Lines containing the string "this" are to be collected in full.

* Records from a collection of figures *
□ □ □ □ □

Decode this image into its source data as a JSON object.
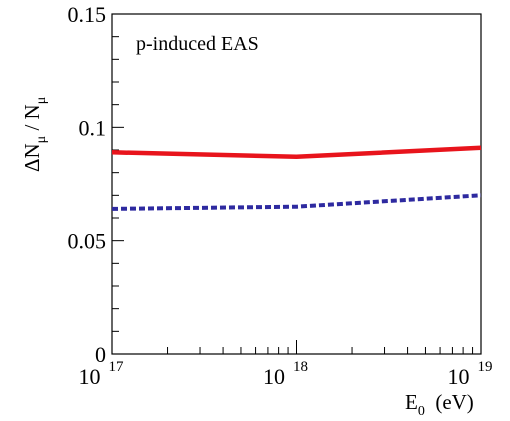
{
  "chart_data": {
    "type": "line",
    "annotation": "p-induced EAS",
    "xlabel": {
      "main": "E",
      "sub": "0",
      "rest": "  (eV)"
    },
    "ylabel": {
      "delta": "Δ",
      "n1": "N",
      "sub1": "μ",
      "slash": " / ",
      "n2": "N",
      "sub2": "μ"
    },
    "x_scale": "log",
    "xlim": [
      1e+17,
      1e+19
    ],
    "ylim": [
      0,
      0.15
    ],
    "x_ticks": [
      {
        "value": 1e+17,
        "base": "10",
        "exp": "17"
      },
      {
        "value": 1e+18,
        "base": "10",
        "exp": "18"
      },
      {
        "value": 1e+19,
        "base": "10",
        "exp": "19"
      }
    ],
    "y_ticks": [
      {
        "value": 0,
        "label": "0"
      },
      {
        "value": 0.05,
        "label": "0.05"
      },
      {
        "value": 0.1,
        "label": "0.1"
      },
      {
        "value": 0.15,
        "label": "0.15"
      }
    ],
    "grid": false,
    "series": [
      {
        "style": "solid",
        "color": "#e8141c",
        "x": [
          1e+17,
          1e+18,
          1e+19
        ],
        "y": [
          0.089,
          0.087,
          0.091
        ]
      },
      {
        "style": "dotted",
        "color": "#2e2aa0",
        "x": [
          1e+17,
          1e+18,
          1e+19
        ],
        "y": [
          0.064,
          0.065,
          0.07
        ]
      }
    ]
  }
}
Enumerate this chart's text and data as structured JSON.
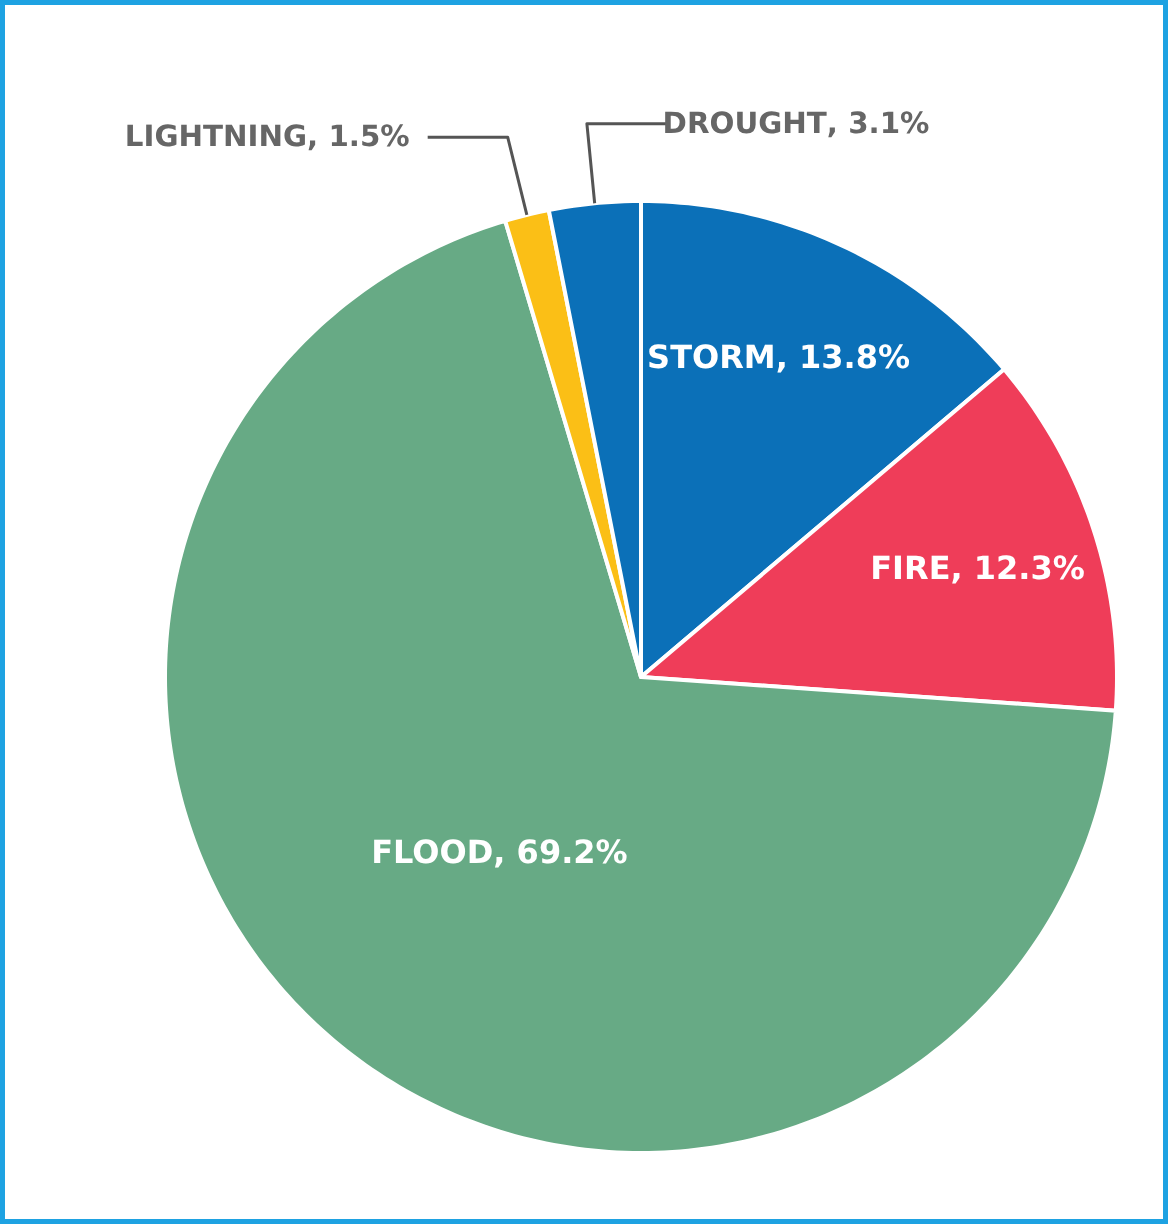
{
  "chart_data": {
    "type": "pie",
    "categories": [
      "STORM",
      "FIRE",
      "FLOOD",
      "LIGHTNING",
      "DROUGHT"
    ],
    "values": [
      13.8,
      12.3,
      69.2,
      1.5,
      3.1
    ],
    "colors": [
      "#0b70b8",
      "#ef3d59",
      "#67aa85",
      "#fbbf16",
      "#0b70b8"
    ],
    "value_labels": [
      ",  13.8%",
      ",  12.3%",
      ", 69.2%",
      " , 1.5%",
      " , 3.1%"
    ]
  }
}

□ □ □ □ □

* FINAL ANSWER *
Decode this image into its source data as a JSON object.
Enumerate this chart's text and data as structured JSON.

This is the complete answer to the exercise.